SUPPLIED DATA:
◆ ◆ ◆ ◆ ◆ ◆ ◆

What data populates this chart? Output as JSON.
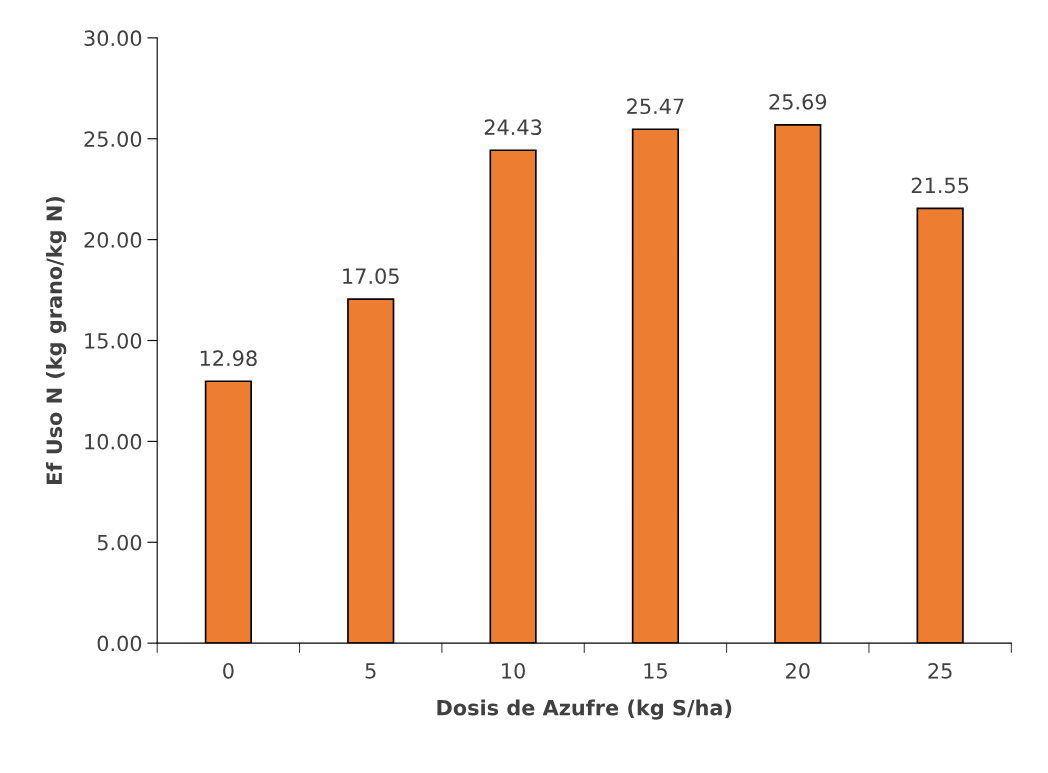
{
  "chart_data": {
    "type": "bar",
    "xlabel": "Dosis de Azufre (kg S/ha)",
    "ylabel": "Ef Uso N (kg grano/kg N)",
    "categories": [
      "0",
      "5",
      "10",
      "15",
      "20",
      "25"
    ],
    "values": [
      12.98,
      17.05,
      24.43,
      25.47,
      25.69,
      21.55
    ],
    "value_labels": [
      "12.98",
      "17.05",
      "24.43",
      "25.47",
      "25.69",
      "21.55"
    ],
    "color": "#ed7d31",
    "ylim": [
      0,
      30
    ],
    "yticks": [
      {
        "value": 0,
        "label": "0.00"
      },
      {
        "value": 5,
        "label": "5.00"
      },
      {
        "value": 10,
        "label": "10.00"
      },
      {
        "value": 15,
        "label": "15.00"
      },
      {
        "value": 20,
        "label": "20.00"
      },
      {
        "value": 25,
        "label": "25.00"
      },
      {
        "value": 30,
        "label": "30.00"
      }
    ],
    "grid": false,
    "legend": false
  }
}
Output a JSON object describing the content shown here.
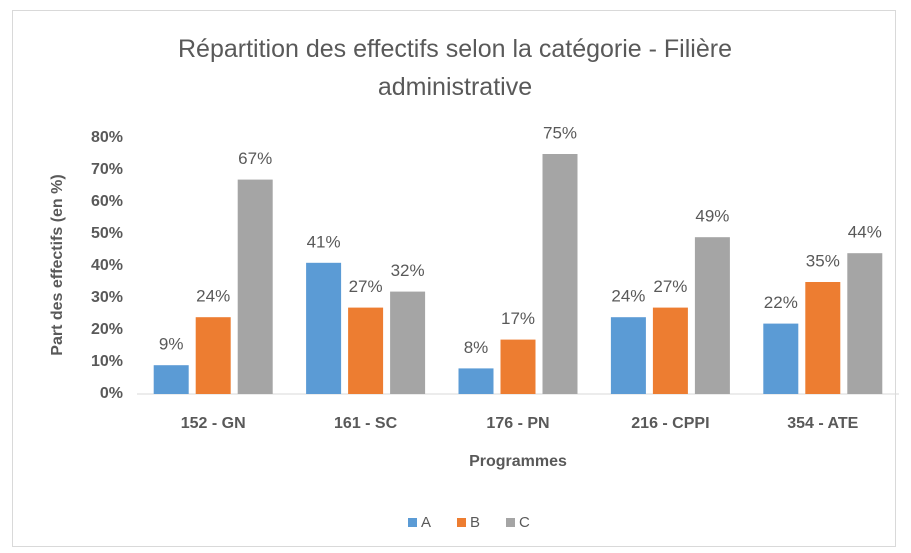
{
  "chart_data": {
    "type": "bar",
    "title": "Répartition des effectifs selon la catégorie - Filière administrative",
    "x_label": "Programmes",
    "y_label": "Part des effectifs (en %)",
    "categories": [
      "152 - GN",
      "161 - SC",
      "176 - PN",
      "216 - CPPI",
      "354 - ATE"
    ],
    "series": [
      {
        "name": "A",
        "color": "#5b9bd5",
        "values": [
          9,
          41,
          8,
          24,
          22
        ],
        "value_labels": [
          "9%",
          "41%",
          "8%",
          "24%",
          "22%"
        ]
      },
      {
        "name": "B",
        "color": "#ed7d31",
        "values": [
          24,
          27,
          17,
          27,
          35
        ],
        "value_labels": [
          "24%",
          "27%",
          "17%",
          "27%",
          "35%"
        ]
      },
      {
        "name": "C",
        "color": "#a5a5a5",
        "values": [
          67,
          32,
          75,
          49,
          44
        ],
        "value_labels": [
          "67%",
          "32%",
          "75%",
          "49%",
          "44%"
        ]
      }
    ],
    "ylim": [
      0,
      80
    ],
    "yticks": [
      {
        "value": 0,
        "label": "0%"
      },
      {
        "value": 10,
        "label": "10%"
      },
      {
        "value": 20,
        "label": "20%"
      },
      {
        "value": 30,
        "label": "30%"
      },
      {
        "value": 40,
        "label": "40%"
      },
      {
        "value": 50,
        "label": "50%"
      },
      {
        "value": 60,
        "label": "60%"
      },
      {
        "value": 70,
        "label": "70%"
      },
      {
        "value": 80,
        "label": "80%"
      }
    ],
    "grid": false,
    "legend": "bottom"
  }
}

◆ ◆ ◆ ◆ ◆ ◆ ◆

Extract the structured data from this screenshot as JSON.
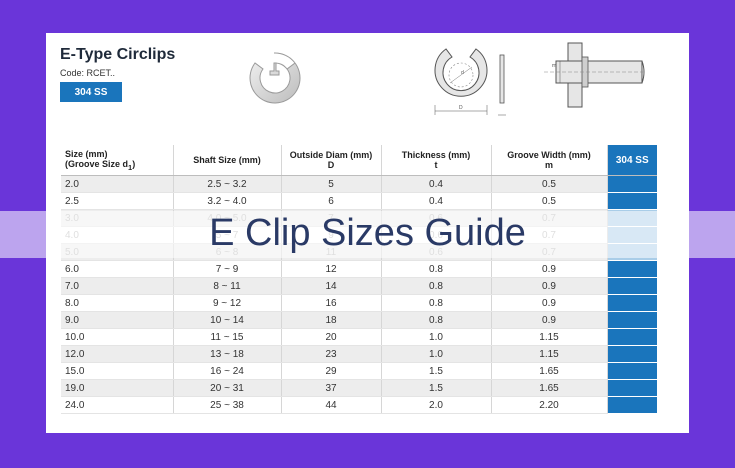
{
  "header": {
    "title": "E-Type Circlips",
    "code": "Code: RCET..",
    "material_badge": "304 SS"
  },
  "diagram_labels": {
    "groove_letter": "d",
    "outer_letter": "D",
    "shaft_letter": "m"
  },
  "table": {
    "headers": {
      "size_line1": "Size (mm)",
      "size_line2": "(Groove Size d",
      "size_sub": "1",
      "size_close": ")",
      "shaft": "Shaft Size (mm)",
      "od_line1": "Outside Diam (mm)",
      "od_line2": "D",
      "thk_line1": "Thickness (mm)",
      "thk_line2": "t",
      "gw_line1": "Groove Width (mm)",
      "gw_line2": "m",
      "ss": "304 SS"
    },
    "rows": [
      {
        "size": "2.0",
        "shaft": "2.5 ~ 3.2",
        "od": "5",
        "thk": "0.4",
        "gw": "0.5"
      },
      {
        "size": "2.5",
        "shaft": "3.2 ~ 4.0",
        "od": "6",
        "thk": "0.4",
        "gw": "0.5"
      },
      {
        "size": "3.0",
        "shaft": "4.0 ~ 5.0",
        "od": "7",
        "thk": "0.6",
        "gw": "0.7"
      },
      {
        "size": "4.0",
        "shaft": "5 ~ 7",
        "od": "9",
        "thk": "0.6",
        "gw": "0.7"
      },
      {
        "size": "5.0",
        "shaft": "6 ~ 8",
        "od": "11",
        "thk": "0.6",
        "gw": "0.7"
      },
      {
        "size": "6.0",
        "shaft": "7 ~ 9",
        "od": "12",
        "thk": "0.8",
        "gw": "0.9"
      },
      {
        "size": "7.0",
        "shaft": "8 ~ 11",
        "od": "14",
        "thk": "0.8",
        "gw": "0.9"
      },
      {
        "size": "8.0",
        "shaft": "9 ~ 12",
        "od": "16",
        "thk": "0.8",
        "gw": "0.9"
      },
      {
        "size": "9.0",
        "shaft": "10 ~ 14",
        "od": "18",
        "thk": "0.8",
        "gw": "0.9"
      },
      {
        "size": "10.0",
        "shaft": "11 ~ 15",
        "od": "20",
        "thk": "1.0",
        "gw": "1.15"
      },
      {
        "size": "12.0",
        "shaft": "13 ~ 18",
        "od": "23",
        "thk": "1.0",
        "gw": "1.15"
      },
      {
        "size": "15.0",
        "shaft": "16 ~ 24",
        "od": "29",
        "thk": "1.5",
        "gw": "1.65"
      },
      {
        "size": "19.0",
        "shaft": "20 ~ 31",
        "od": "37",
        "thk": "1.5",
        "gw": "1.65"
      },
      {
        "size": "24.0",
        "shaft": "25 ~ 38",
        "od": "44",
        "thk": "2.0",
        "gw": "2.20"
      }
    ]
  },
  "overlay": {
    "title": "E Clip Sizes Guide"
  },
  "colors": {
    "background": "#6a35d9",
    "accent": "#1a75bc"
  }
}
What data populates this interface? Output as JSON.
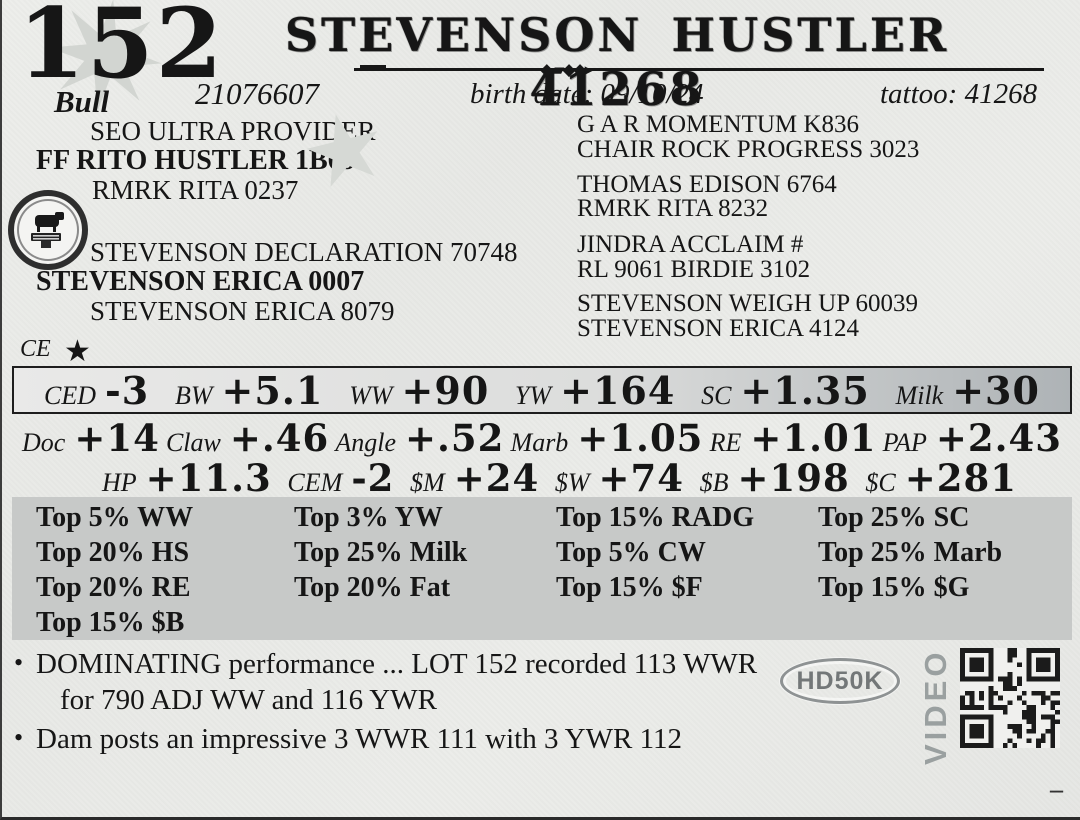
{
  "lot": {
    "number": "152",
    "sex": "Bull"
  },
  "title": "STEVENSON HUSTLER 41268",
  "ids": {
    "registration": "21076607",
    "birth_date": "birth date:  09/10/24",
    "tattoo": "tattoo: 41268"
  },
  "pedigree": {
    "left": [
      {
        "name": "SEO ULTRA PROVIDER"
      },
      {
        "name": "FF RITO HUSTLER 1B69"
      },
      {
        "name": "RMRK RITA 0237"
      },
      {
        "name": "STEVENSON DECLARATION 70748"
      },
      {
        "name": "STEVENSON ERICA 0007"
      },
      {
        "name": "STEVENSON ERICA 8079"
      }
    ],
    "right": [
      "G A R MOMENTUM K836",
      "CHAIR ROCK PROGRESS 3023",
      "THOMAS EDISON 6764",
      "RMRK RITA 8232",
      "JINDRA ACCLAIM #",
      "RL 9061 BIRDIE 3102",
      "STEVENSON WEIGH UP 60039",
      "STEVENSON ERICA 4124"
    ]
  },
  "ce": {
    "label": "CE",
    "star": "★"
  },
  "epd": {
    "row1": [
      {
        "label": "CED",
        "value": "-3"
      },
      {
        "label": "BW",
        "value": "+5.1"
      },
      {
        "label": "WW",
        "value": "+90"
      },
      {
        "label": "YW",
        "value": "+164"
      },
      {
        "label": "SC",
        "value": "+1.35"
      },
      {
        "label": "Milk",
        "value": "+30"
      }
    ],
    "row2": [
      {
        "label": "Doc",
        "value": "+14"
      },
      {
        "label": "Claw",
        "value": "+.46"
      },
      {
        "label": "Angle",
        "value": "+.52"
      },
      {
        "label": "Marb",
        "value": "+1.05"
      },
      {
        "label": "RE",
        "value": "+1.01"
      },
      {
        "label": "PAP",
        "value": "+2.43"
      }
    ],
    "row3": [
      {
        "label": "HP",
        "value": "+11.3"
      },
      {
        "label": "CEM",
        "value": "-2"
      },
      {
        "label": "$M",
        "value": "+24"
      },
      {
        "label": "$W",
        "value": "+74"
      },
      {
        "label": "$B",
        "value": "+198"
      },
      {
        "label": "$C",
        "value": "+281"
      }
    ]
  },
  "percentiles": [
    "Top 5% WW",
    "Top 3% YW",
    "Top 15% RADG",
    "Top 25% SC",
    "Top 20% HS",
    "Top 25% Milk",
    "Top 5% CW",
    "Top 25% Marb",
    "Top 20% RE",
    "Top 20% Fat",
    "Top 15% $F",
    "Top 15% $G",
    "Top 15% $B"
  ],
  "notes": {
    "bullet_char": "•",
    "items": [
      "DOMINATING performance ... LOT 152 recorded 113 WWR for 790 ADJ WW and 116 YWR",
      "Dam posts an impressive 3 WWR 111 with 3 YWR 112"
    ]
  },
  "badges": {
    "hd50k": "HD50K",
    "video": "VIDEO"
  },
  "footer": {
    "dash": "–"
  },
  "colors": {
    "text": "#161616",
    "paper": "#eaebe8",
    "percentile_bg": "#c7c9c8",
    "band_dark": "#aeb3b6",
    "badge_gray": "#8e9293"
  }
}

◆ ◆ ◆ ◆ ◆ ◆ ◆

REQUIRED TASK: Identify the lines of the entries containing the string "JSON". Copy each such line.

SOLUTION:
What data populates this chart? Output as JSON.
Output a JSON object describing the content shown here.
Extract the structured data from this screenshot as JSON.
What data populates this interface? Output as JSON.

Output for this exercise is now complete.